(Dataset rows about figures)

'''

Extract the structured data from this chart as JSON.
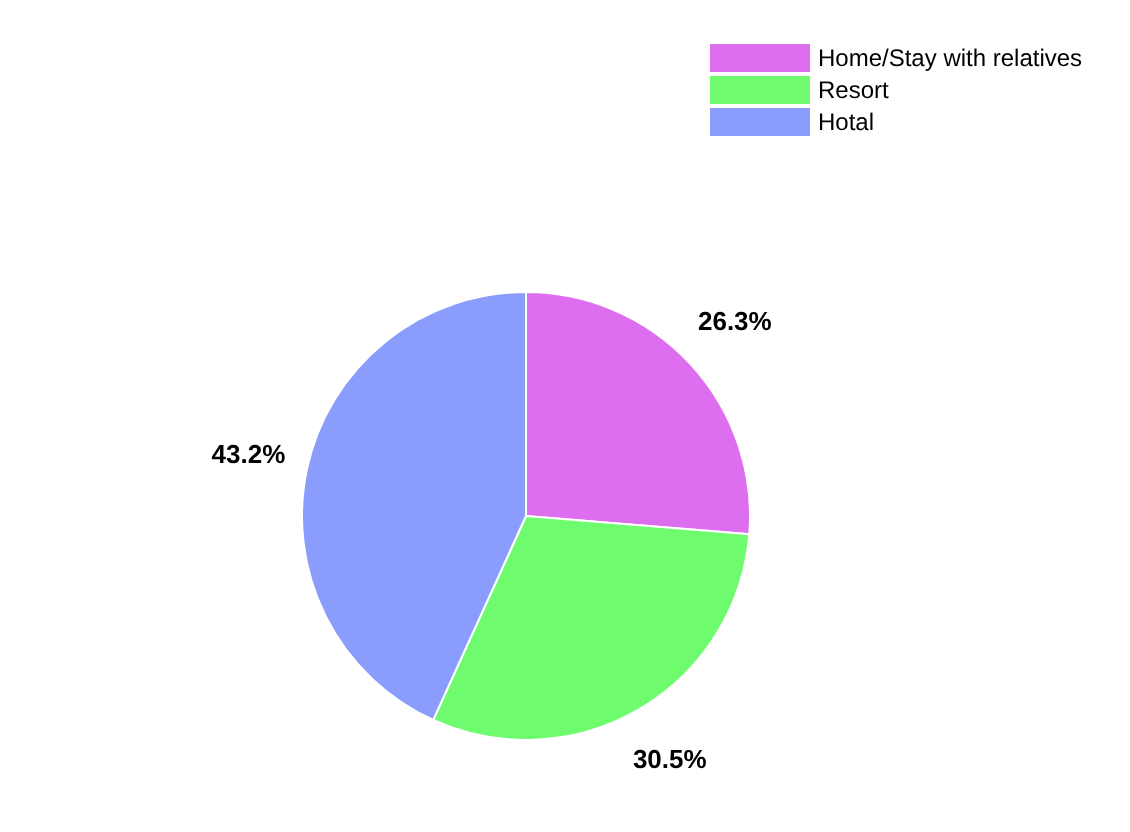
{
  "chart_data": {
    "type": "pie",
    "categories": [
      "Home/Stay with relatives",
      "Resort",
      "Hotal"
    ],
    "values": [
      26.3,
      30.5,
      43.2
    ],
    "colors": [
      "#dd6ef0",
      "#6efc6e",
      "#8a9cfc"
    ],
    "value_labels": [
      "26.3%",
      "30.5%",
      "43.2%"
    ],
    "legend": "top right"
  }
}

'''

### To be done
Every entry must be transcribed exactly. Pictures do not belong in the copy.

### Exercise answer
Extract the structured data from this chart as JSON.
{
  "chart_data": {
    "type": "pie",
    "categories": [
      "Home/Stay with relatives",
      "Resort",
      "Hotal"
    ],
    "values": [
      26.3,
      30.5,
      43.2
    ],
    "colors": [
      "#dd6ef0",
      "#6efc6e",
      "#8a9cfc"
    ],
    "value_labels": [
      "26.3%",
      "30.5%",
      "43.2%"
    ],
    "legend": "top right"
  }
}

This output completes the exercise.